### Exercise:
Leave out the images and repeat the listing below without a single change.

### The records:
☆ ☆ ☆ ☆ ☆

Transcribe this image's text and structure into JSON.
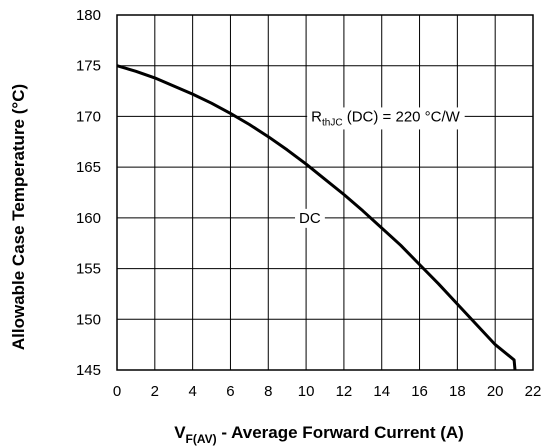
{
  "chart_data": {
    "type": "line",
    "xlabel": {
      "main": "V",
      "sub": "F(AV)",
      "rest": " - Average Forward Current (A)"
    },
    "ylabel": "Allowable Case Temperature (°C)",
    "xlim": [
      0,
      22
    ],
    "ylim": [
      145,
      180
    ],
    "xticks": [
      0,
      2,
      4,
      6,
      8,
      10,
      12,
      14,
      16,
      18,
      20,
      22
    ],
    "yticks": [
      145,
      150,
      155,
      160,
      165,
      170,
      175,
      180
    ],
    "grid": true,
    "series": [
      {
        "name": "DC",
        "x": [
          0,
          1,
          2,
          3,
          4,
          5,
          6,
          7,
          8,
          9,
          10,
          11,
          12,
          13,
          14,
          15,
          16,
          17,
          18,
          19,
          20,
          21,
          21,
          21.05
        ],
        "y": [
          175,
          174.45,
          173.8,
          173.0,
          172.2,
          171.3,
          170.3,
          169.2,
          168.0,
          166.7,
          165.3,
          163.8,
          162.3,
          160.7,
          159.0,
          157.3,
          155.4,
          153.5,
          151.5,
          149.5,
          147.5,
          146.0,
          146.0,
          145
        ]
      }
    ],
    "annotations": [
      {
        "id": "rth",
        "main": "R",
        "sub": "thJC",
        "rest": " (DC) = 220 °C/W",
        "x": 14.2,
        "y": 170
      },
      {
        "id": "dc",
        "text": "DC",
        "x": 10.2,
        "y": 160
      }
    ]
  }
}
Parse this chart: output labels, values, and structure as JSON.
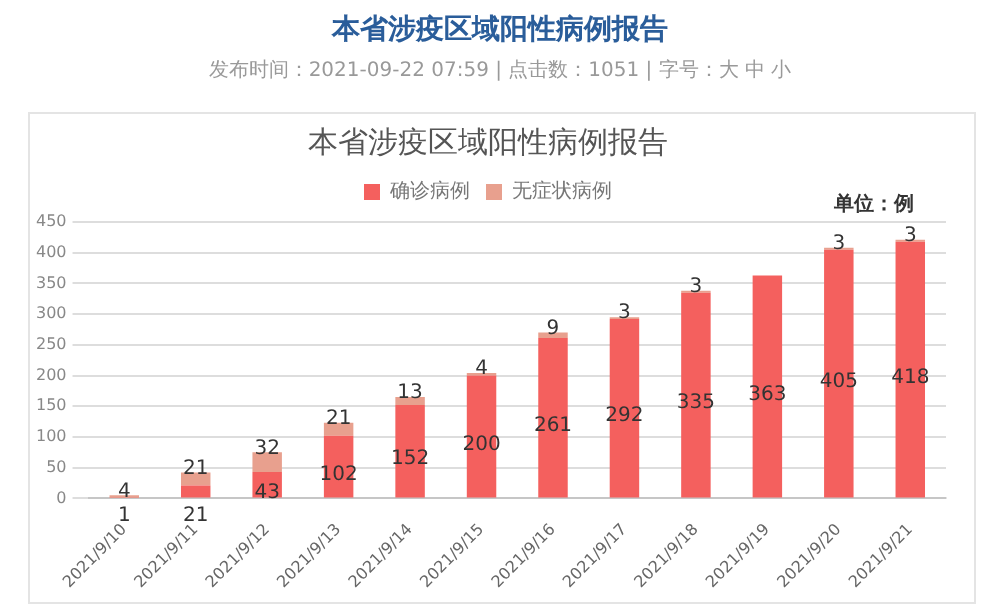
{
  "chart_data": {
    "type": "bar",
    "title": "本省涉疫区域阳性病例报告",
    "annotations": [
      "本省涉疫区域阳性病例报告",
      "发布时间：2021-09-22 07:59 | 点击数：1051 | 字号：大 中 小",
      "单位：例"
    ],
    "categories": [
      "2021/9/10",
      "2021/9/11",
      "2021/9/12",
      "2021/9/13",
      "2021/9/14",
      "2021/9/15",
      "2021/9/16",
      "2021/9/17",
      "2021/9/18",
      "2021/9/19",
      "2021/9/20",
      "2021/9/21"
    ],
    "series": [
      {
        "name": "确诊病例",
        "color": "#f4605e",
        "values": [
          1,
          21,
          43,
          102,
          152,
          200,
          261,
          292,
          335,
          363,
          405,
          418
        ]
      },
      {
        "name": "无症状病例",
        "color": "#e8a08e",
        "values": [
          4,
          21,
          32,
          21,
          13,
          4,
          9,
          3,
          3,
          null,
          3,
          3
        ]
      }
    ],
    "stacked": true,
    "ylim": [
      0,
      450
    ],
    "yticks": [
      0,
      50,
      100,
      150,
      200,
      250,
      300,
      350,
      400,
      450
    ],
    "grid": "y",
    "legend": "top",
    "data_labels": true
  }
}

☆ ☆ ☆ ☆ ☆

### Full response:
Transcribe this image's text and structure into JSON.
{
  "chart_data": {
    "type": "line",
    "xlabel": {
      "main": "V",
      "sub": "F(AV)",
      "rest": " - Average Forward Current (A)"
    },
    "ylabel": "Allowable Case Temperature (°C)",
    "xlim": [
      0,
      22
    ],
    "ylim": [
      145,
      180
    ],
    "xticks": [
      0,
      2,
      4,
      6,
      8,
      10,
      12,
      14,
      16,
      18,
      20,
      22
    ],
    "yticks": [
      145,
      150,
      155,
      160,
      165,
      170,
      175,
      180
    ],
    "grid": true,
    "series": [
      {
        "name": "DC",
        "x": [
          0,
          1,
          2,
          3,
          4,
          5,
          6,
          7,
          8,
          9,
          10,
          11,
          12,
          13,
          14,
          15,
          16,
          17,
          18,
          19,
          20,
          21,
          21,
          21.05
        ],
        "y": [
          175,
          174.45,
          173.8,
          173.0,
          172.2,
          171.3,
          170.3,
          169.2,
          168.0,
          166.7,
          165.3,
          163.8,
          162.3,
          160.7,
          159.0,
          157.3,
          155.4,
          153.5,
          151.5,
          149.5,
          147.5,
          146.0,
          146.0,
          145
        ]
      }
    ],
    "annotations": [
      {
        "id": "rth",
        "main": "R",
        "sub": "thJC",
        "rest": " (DC) = 220 °C/W",
        "x": 14.2,
        "y": 170
      },
      {
        "id": "dc",
        "text": "DC",
        "x": 10.2,
        "y": 160
      }
    ]
  }
}
Parse this chart: output labels, values, and structure as JSON.
{
  "chart_data": {
    "type": "bar",
    "title": "本省涉疫区域阳性病例报告",
    "annotations": [
      "本省涉疫区域阳性病例报告",
      "发布时间：2021-09-22 07:59 | 点击数：1051 | 字号：大 中 小",
      "单位：例"
    ],
    "categories": [
      "2021/9/10",
      "2021/9/11",
      "2021/9/12",
      "2021/9/13",
      "2021/9/14",
      "2021/9/15",
      "2021/9/16",
      "2021/9/17",
      "2021/9/18",
      "2021/9/19",
      "2021/9/20",
      "2021/9/21"
    ],
    "series": [
      {
        "name": "确诊病例",
        "color": "#f4605e",
        "values": [
          1,
          21,
          43,
          102,
          152,
          200,
          261,
          292,
          335,
          363,
          405,
          418
        ]
      },
      {
        "name": "无症状病例",
        "color": "#e8a08e",
        "values": [
          4,
          21,
          32,
          21,
          13,
          4,
          9,
          3,
          3,
          null,
          3,
          3
        ]
      }
    ],
    "stacked": true,
    "ylim": [
      0,
      450
    ],
    "yticks": [
      0,
      50,
      100,
      150,
      200,
      250,
      300,
      350,
      400,
      450
    ],
    "grid": "y",
    "legend": "top",
    "data_labels": true
  }
}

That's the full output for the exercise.